• **STATED PROBLEM**:
Repeat every record exactly, but keep images out of the copy.

>> Start DATA

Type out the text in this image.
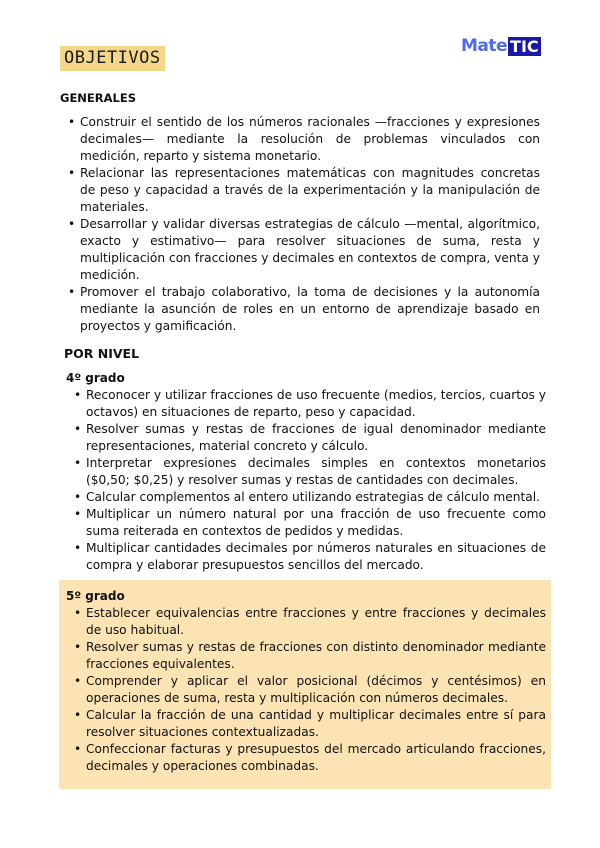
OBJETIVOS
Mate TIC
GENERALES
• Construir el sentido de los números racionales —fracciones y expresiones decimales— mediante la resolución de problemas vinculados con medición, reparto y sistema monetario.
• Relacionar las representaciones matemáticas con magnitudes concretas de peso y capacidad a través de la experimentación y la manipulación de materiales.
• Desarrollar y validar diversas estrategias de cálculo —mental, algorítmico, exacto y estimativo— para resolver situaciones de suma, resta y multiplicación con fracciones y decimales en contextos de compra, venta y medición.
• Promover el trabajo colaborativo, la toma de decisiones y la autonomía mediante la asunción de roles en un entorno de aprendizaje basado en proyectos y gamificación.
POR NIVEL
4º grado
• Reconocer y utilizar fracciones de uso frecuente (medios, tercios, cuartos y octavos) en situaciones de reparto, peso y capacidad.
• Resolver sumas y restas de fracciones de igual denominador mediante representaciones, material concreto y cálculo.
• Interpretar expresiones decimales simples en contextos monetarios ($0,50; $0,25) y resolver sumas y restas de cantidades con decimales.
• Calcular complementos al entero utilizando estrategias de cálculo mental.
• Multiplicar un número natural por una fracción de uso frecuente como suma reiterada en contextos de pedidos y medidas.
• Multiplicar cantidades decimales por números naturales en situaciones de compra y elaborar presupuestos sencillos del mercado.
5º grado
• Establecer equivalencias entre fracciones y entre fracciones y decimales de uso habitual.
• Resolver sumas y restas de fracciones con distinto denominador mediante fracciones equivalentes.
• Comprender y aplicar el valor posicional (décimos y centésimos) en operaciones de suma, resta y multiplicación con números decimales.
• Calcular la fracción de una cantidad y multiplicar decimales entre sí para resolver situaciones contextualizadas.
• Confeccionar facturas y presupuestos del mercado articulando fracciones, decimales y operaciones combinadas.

>> End DATA

• **FULL SOLUTION**:
Type out the text in this image.
OBJETIVOS
Mate TIC
GENERALES
• Construir el sentido de los números racionales —fracciones y expresiones decimales— mediante la resolución de problemas vinculados con medición, reparto y sistema monetario.
• Relacionar las representaciones matemáticas con magnitudes concretas de peso y capacidad a través de la experimentación y la manipulación de materiales.
• Desarrollar y validar diversas estrategias de cálculo —mental, algorítmico, exacto y estimativo— para resolver situaciones de suma, resta y multiplicación con fracciones y decimales en contextos de compra, venta y medición.
• Promover el trabajo colaborativo, la toma de decisiones y la autonomía mediante la asunción de roles en un entorno de aprendizaje basado en proyectos y gamificación.
POR NIVEL
4º grado
• Reconocer y utilizar fracciones de uso frecuente (medios, tercios, cuartos y octavos) en situaciones de reparto, peso y capacidad.
• Resolver sumas y restas de fracciones de igual denominador mediante representaciones, material concreto y cálculo.
• Interpretar expresiones decimales simples en contextos monetarios ($0,50; $0,25) y resolver sumas y restas de cantidades con decimales.
• Calcular complementos al entero utilizando estrategias de cálculo mental.
• Multiplicar un número natural por una fracción de uso frecuente como suma reiterada en contextos de pedidos y medidas.
• Multiplicar cantidades decimales por números naturales en situaciones de compra y elaborar presupuestos sencillos del mercado.
5º grado
• Establecer equivalencias entre fracciones y entre fracciones y decimales de uso habitual.
• Resolver sumas y restas de fracciones con distinto denominador mediante fracciones equivalentes.
• Comprender y aplicar el valor posicional (décimos y centésimos) en operaciones de suma, resta y multiplicación con números decimales.
• Calcular la fracción de una cantidad y multiplicar decimales entre sí para resolver situaciones contextualizadas.
• Confeccionar facturas y presupuestos del mercado articulando fracciones, decimales y operaciones combinadas.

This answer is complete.